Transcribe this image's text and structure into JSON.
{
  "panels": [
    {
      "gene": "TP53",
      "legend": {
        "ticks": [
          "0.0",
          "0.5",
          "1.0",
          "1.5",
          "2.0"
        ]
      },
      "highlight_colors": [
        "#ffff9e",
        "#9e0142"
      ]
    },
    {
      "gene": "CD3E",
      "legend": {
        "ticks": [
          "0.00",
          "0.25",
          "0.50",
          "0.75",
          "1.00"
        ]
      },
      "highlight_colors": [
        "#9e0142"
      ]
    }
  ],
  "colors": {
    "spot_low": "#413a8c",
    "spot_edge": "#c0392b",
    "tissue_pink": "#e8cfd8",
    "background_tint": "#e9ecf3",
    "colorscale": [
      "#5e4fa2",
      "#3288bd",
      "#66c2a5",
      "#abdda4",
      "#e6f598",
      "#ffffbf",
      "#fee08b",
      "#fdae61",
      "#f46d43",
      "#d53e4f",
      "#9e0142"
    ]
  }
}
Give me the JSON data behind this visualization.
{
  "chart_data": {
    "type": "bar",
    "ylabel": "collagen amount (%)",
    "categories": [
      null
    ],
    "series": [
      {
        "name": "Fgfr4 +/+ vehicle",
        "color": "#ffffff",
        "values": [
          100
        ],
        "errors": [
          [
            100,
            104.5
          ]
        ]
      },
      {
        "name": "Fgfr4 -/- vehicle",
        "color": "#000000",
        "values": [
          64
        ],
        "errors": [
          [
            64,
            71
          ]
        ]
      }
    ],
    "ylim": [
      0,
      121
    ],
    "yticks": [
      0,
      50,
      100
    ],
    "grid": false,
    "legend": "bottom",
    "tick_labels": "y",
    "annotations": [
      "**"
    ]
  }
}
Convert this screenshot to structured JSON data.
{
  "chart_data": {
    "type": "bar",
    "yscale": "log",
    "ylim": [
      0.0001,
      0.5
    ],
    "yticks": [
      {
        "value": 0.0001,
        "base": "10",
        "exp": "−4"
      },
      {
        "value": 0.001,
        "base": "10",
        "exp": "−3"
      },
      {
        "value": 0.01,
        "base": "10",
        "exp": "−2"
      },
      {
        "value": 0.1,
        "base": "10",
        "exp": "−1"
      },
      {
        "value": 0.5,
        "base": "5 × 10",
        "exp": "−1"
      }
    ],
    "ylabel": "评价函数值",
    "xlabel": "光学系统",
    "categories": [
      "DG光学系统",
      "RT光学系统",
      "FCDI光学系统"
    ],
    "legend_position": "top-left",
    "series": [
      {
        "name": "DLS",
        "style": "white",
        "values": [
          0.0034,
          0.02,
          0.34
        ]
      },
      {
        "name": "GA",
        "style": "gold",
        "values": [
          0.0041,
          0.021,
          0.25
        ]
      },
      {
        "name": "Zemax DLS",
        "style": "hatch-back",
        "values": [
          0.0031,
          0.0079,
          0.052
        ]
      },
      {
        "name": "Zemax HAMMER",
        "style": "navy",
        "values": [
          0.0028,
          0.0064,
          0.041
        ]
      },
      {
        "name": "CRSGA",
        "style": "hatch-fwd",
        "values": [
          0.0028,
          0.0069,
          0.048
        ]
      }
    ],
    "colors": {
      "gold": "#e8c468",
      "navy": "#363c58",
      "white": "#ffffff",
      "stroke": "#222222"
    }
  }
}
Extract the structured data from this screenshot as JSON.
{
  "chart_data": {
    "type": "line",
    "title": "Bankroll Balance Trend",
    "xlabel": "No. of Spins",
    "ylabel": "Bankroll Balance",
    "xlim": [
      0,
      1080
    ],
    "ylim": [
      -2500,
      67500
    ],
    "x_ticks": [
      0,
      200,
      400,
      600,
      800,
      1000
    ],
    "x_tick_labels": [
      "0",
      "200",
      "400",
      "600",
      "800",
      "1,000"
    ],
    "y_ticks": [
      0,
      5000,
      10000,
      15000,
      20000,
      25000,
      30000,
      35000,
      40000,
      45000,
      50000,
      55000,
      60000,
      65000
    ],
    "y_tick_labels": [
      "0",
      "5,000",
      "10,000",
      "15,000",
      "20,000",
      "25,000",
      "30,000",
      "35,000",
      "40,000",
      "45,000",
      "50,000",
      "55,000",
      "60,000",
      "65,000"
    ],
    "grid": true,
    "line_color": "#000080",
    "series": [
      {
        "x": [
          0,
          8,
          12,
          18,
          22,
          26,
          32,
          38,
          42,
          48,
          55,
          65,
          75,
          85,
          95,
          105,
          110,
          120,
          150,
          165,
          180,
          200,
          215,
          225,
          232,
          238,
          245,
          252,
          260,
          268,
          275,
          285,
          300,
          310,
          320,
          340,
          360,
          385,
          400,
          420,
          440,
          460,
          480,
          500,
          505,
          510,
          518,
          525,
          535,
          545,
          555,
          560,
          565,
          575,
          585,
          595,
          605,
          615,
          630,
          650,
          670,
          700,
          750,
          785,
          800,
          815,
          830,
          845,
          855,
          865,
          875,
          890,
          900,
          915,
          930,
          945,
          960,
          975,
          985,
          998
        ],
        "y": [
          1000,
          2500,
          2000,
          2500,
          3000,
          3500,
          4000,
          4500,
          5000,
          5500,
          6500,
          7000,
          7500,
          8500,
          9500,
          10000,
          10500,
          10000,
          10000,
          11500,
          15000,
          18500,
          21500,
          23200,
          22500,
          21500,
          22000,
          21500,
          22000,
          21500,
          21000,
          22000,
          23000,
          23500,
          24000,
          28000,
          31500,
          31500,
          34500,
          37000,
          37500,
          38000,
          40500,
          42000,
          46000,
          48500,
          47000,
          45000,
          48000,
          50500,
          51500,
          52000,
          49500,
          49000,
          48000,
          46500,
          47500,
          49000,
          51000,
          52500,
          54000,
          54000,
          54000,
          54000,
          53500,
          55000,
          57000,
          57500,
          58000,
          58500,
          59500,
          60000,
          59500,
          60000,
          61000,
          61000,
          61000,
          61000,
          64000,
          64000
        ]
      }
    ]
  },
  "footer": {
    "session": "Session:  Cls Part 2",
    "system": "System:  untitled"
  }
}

Short task: Output all of the data again, exactly.

Answer to this problem:
Transcribe this image's text and structure into JSON.
{
  "panels": [
    {
      "gene": "TP53",
      "legend": {
        "ticks": [
          "0.0",
          "0.5",
          "1.0",
          "1.5",
          "2.0"
        ]
      },
      "highlight_colors": [
        "#ffff9e",
        "#9e0142"
      ]
    },
    {
      "gene": "CD3E",
      "legend": {
        "ticks": [
          "0.00",
          "0.25",
          "0.50",
          "0.75",
          "1.00"
        ]
      },
      "highlight_colors": [
        "#9e0142"
      ]
    }
  ],
  "colors": {
    "spot_low": "#413a8c",
    "spot_edge": "#c0392b",
    "tissue_pink": "#e8cfd8",
    "background_tint": "#e9ecf3",
    "colorscale": [
      "#5e4fa2",
      "#3288bd",
      "#66c2a5",
      "#abdda4",
      "#e6f598",
      "#ffffbf",
      "#fee08b",
      "#fdae61",
      "#f46d43",
      "#d53e4f",
      "#9e0142"
    ]
  }
}
Give me the JSON data behind this visualization.
{
  "chart_data": {
    "type": "bar",
    "ylabel": "collagen amount (%)",
    "categories": [
      null
    ],
    "series": [
      {
        "name": "Fgfr4 +/+ vehicle",
        "color": "#ffffff",
        "values": [
          100
        ],
        "errors": [
          [
            100,
            104.5
          ]
        ]
      },
      {
        "name": "Fgfr4 -/- vehicle",
        "color": "#000000",
        "values": [
          64
        ],
        "errors": [
          [
            64,
            71
          ]
        ]
      }
    ],
    "ylim": [
      0,
      121
    ],
    "yticks": [
      0,
      50,
      100
    ],
    "grid": false,
    "legend": "bottom",
    "tick_labels": "y",
    "annotations": [
      "**"
    ]
  }
}
Convert this screenshot to structured JSON data.
{
  "chart_data": {
    "type": "bar",
    "yscale": "log",
    "ylim": [
      0.0001,
      0.5
    ],
    "yticks": [
      {
        "value": 0.0001,
        "base": "10",
        "exp": "−4"
      },
      {
        "value": 0.001,
        "base": "10",
        "exp": "−3"
      },
      {
        "value": 0.01,
        "base": "10",
        "exp": "−2"
      },
      {
        "value": 0.1,
        "base": "10",
        "exp": "−1"
      },
      {
        "value": 0.5,
        "base": "5 × 10",
        "exp": "−1"
      }
    ],
    "ylabel": "评价函数值",
    "xlabel": "光学系统",
    "categories": [
      "DG光学系统",
      "RT光学系统",
      "FCDI光学系统"
    ],
    "legend_position": "top-left",
    "series": [
      {
        "name": "DLS",
        "style": "white",
        "values": [
          0.0034,
          0.02,
          0.34
        ]
      },
      {
        "name": "GA",
        "style": "gold",
        "values": [
          0.0041,
          0.021,
          0.25
        ]
      },
      {
        "name": "Zemax DLS",
        "style": "hatch-back",
        "values": [
          0.0031,
          0.0079,
          0.052
        ]
      },
      {
        "name": "Zemax HAMMER",
        "style": "navy",
        "values": [
          0.0028,
          0.0064,
          0.041
        ]
      },
      {
        "name": "CRSGA",
        "style": "hatch-fwd",
        "values": [
          0.0028,
          0.0069,
          0.048
        ]
      }
    ],
    "colors": {
      "gold": "#e8c468",
      "navy": "#363c58",
      "white": "#ffffff",
      "stroke": "#222222"
    }
  }
}
Extract the structured data from this screenshot as JSON.
{
  "chart_data": {
    "type": "line",
    "title": "Bankroll Balance Trend",
    "xlabel": "No. of Spins",
    "ylabel": "Bankroll Balance",
    "xlim": [
      0,
      1080
    ],
    "ylim": [
      -2500,
      67500
    ],
    "x_ticks": [
      0,
      200,
      400,
      600,
      800,
      1000
    ],
    "x_tick_labels": [
      "0",
      "200",
      "400",
      "600",
      "800",
      "1,000"
    ],
    "y_ticks": [
      0,
      5000,
      10000,
      15000,
      20000,
      25000,
      30000,
      35000,
      40000,
      45000,
      50000,
      55000,
      60000,
      65000
    ],
    "y_tick_labels": [
      "0",
      "5,000",
      "10,000",
      "15,000",
      "20,000",
      "25,000",
      "30,000",
      "35,000",
      "40,000",
      "45,000",
      "50,000",
      "55,000",
      "60,000",
      "65,000"
    ],
    "grid": true,
    "line_color": "#000080",
    "series": [
      {
        "x": [
          0,
          8,
          12,
          18,
          22,
          26,
          32,
          38,
          42,
          48,
          55,
          65,
          75,
          85,
          95,
          105,
          110,
          120,
          150,
          165,
          180,
          200,
          215,
          225,
          232,
          238,
          245,
          252,
          260,
          268,
          275,
          285,
          300,
          310,
          320,
          340,
          360,
          385,
          400,
          420,
          440,
          460,
          480,
          500,
          505,
          510,
          518,
          525,
          535,
          545,
          555,
          560,
          565,
          575,
          585,
          595,
          605,
          615,
          630,
          650,
          670,
          700,
          750,
          785,
          800,
          815,
          830,
          845,
          855,
          865,
          875,
          890,
          900,
          915,
          930,
          945,
          960,
          975,
          985,
          998
        ],
        "y": [
          1000,
          2500,
          2000,
          2500,
          3000,
          3500,
          4000,
          4500,
          5000,
          5500,
          6500,
          7000,
          7500,
          8500,
          9500,
          10000,
          10500,
          10000,
          10000,
          11500,
          15000,
          18500,
          21500,
          23200,
          22500,
          21500,
          22000,
          21500,
          22000,
          21500,
          21000,
          22000,
          23000,
          23500,
          24000,
          28000,
          31500,
          31500,
          34500,
          37000,
          37500,
          38000,
          40500,
          42000,
          46000,
          48500,
          47000,
          45000,
          48000,
          50500,
          51500,
          52000,
          49500,
          49000,
          48000,
          46500,
          47500,
          49000,
          51000,
          52500,
          54000,
          54000,
          54000,
          54000,
          53500,
          55000,
          57000,
          57500,
          58000,
          58500,
          59500,
          60000,
          59500,
          60000,
          61000,
          61000,
          61000,
          61000,
          64000,
          64000
        ]
      }
    ]
  },
  "footer": {
    "session": "Session:  Cls Part 2",
    "system": "System:  untitled"
  }
}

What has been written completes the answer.